Lines of data

>> BEGIN

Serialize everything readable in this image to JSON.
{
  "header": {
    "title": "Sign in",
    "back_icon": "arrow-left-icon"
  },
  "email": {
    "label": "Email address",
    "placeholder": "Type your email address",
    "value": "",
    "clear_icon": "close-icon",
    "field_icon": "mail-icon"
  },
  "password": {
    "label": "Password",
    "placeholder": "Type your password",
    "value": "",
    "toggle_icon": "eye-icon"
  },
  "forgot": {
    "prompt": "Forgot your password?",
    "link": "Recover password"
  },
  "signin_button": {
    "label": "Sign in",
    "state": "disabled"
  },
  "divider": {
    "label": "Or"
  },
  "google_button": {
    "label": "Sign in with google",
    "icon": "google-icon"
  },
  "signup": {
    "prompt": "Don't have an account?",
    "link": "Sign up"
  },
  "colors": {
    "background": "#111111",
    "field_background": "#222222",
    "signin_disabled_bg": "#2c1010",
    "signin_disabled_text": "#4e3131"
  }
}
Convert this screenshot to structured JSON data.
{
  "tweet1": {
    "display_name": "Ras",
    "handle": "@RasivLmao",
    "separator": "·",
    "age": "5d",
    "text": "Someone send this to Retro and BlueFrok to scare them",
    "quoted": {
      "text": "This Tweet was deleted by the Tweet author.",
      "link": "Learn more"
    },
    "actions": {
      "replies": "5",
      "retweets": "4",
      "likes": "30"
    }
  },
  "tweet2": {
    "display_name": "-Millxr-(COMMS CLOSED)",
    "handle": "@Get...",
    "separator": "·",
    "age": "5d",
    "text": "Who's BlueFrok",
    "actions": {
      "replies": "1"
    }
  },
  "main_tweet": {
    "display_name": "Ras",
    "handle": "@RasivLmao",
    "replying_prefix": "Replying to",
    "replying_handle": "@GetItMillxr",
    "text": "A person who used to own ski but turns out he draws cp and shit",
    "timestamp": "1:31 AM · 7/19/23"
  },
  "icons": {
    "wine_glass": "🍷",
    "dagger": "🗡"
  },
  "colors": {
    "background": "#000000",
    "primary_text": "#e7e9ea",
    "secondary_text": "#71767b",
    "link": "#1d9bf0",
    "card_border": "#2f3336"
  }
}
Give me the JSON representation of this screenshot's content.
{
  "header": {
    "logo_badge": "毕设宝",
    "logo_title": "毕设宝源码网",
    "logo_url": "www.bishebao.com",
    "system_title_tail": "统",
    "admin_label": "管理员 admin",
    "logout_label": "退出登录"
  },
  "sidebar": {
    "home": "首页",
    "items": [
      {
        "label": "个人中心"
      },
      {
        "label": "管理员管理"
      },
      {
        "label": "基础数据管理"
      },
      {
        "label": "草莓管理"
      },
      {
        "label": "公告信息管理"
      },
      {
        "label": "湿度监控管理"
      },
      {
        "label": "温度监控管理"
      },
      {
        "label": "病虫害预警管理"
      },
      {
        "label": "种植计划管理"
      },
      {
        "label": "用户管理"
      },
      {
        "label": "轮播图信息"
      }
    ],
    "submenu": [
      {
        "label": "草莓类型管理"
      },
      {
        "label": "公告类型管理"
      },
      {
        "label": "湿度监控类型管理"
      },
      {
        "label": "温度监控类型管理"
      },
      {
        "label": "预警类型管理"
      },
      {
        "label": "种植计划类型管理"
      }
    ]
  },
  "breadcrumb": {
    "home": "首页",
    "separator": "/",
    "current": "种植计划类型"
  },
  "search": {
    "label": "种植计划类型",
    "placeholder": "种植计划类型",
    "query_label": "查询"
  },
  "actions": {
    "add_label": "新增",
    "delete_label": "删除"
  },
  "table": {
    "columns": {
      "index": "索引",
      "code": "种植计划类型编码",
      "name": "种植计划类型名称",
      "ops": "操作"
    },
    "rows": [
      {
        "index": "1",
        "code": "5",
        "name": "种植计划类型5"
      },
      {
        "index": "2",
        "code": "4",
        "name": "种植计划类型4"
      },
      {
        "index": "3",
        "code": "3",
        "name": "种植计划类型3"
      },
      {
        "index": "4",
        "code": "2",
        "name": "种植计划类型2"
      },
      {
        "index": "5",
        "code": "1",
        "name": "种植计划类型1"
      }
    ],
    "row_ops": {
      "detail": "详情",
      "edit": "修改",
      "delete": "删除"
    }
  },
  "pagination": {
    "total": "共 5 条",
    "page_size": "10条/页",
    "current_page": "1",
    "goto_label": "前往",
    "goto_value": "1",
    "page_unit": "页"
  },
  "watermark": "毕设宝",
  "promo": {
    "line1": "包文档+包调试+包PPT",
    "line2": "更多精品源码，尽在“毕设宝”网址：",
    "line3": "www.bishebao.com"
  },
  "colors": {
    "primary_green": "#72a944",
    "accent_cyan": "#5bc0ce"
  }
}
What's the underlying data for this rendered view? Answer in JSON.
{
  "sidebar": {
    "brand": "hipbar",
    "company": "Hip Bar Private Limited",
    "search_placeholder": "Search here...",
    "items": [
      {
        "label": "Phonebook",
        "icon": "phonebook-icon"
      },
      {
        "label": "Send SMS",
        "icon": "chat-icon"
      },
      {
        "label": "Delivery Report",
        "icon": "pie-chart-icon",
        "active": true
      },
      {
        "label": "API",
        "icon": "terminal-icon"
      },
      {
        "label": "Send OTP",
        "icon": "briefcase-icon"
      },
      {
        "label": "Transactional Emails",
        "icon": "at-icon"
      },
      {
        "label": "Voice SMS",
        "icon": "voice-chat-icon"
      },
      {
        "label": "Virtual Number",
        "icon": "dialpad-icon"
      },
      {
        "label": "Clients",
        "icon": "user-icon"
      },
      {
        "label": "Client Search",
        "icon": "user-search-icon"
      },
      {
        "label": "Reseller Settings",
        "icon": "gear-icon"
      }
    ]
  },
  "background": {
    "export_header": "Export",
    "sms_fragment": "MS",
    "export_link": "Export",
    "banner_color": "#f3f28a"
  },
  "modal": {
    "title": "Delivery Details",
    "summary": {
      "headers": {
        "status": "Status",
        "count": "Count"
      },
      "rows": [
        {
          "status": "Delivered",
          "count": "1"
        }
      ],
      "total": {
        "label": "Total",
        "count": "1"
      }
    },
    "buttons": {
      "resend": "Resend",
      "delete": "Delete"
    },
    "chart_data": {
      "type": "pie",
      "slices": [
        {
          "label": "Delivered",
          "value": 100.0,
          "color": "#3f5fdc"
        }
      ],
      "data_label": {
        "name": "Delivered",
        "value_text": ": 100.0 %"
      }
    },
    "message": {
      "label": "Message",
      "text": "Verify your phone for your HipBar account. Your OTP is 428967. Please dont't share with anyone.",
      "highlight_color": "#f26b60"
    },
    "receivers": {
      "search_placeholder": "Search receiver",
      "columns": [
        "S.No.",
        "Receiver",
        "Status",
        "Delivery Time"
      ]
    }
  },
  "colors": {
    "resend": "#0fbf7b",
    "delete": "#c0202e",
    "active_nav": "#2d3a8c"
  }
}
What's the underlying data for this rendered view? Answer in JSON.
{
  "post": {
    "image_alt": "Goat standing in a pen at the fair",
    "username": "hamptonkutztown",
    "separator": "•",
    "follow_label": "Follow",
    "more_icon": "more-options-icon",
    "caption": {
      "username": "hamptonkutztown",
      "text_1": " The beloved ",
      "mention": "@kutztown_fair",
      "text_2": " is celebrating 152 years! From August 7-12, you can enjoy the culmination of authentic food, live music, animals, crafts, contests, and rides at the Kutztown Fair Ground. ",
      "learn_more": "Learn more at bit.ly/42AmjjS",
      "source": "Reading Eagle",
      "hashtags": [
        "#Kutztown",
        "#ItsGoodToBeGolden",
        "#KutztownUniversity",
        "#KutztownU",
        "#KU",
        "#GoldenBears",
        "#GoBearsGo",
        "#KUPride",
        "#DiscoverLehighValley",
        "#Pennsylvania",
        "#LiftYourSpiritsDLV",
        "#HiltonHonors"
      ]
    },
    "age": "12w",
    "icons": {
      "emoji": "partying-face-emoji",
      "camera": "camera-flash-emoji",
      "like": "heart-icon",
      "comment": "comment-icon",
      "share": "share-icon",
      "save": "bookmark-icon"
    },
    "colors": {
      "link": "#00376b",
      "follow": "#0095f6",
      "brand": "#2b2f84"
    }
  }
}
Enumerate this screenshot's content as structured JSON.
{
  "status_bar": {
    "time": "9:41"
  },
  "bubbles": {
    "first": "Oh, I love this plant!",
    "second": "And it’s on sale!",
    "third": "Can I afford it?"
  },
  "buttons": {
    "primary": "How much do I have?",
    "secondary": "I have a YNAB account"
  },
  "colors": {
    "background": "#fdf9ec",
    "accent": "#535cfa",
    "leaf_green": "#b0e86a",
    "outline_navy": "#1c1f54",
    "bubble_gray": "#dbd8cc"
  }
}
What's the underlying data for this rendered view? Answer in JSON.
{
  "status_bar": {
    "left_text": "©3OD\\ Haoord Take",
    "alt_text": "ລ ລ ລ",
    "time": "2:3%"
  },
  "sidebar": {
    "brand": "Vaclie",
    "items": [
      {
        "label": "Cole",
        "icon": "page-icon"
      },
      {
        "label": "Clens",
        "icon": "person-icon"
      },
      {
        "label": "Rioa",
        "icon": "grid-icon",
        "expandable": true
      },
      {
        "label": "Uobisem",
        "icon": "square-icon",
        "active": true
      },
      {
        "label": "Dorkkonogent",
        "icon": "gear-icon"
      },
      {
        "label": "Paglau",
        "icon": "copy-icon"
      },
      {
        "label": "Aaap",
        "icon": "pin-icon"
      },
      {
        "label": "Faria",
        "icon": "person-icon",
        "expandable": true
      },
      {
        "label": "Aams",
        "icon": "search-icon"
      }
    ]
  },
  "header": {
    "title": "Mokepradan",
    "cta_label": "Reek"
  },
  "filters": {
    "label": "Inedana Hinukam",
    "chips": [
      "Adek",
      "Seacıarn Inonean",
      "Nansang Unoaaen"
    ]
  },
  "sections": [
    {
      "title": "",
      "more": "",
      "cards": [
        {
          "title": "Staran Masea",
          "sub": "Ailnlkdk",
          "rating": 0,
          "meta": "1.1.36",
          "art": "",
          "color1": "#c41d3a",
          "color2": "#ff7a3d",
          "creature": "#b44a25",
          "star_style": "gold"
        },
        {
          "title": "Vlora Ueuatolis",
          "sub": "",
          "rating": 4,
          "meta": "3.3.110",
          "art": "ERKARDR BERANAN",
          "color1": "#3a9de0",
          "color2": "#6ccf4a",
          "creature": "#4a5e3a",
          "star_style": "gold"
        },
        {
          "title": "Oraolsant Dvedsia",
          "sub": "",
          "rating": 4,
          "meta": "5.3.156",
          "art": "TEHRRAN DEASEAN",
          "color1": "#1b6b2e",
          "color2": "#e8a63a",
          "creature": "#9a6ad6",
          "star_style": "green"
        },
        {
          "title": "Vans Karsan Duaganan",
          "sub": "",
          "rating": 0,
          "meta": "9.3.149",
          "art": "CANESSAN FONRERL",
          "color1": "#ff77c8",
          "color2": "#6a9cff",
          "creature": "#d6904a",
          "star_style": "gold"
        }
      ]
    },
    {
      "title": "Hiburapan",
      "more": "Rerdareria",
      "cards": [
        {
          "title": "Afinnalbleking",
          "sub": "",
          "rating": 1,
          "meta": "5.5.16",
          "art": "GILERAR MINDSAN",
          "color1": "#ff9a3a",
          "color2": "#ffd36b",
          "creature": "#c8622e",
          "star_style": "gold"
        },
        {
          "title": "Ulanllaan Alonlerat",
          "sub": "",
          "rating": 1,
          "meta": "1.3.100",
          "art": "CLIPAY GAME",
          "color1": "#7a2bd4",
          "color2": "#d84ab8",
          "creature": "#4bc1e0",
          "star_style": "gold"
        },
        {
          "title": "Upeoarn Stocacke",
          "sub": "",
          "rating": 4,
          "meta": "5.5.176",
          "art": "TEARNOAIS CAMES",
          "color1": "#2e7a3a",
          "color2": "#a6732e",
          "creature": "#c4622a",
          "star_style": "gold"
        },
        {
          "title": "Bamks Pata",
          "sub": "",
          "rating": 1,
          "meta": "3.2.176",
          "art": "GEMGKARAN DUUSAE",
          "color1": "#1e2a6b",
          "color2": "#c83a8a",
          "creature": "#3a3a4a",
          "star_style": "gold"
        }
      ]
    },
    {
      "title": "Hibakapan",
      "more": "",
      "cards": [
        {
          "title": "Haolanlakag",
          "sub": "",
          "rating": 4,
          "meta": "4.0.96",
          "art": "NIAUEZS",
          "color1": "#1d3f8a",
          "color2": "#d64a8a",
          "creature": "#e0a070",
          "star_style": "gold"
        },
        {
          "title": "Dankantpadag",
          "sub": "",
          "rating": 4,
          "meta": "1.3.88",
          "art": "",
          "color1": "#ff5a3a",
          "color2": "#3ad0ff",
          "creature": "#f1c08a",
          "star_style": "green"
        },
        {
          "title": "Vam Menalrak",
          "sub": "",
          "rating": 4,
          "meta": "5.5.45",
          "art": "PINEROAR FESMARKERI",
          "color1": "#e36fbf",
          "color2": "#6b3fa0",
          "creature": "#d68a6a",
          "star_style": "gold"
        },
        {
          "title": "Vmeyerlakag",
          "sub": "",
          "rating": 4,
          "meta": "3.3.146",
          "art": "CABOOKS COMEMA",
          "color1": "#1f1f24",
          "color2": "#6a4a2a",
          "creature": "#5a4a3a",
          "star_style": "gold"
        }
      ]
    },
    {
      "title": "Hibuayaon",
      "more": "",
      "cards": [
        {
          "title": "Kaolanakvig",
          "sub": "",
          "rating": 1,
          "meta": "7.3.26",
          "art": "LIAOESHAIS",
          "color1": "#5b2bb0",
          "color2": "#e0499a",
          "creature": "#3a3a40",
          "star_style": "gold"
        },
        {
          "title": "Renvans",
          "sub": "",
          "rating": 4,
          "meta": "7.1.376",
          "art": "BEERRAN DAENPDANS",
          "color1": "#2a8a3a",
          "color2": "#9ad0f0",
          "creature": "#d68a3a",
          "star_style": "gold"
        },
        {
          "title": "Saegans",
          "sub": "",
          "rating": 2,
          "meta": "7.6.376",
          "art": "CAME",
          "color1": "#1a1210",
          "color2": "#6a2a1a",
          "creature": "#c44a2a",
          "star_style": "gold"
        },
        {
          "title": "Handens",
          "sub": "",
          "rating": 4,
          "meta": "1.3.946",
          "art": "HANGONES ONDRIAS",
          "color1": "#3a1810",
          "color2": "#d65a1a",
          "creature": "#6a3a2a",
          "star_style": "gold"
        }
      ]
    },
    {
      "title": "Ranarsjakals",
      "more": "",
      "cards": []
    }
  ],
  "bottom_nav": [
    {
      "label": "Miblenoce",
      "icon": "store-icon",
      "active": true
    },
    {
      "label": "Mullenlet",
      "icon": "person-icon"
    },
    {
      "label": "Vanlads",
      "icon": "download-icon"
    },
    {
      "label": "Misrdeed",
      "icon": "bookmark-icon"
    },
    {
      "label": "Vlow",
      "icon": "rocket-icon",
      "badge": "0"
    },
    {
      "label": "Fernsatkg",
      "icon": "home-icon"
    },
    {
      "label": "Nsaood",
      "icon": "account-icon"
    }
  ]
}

>> END

Track down the lines that include the word "brand" and copy them.

    "brand": "hipbar",
      "brand": "#2b2f84"
    "brand": "Vaclie",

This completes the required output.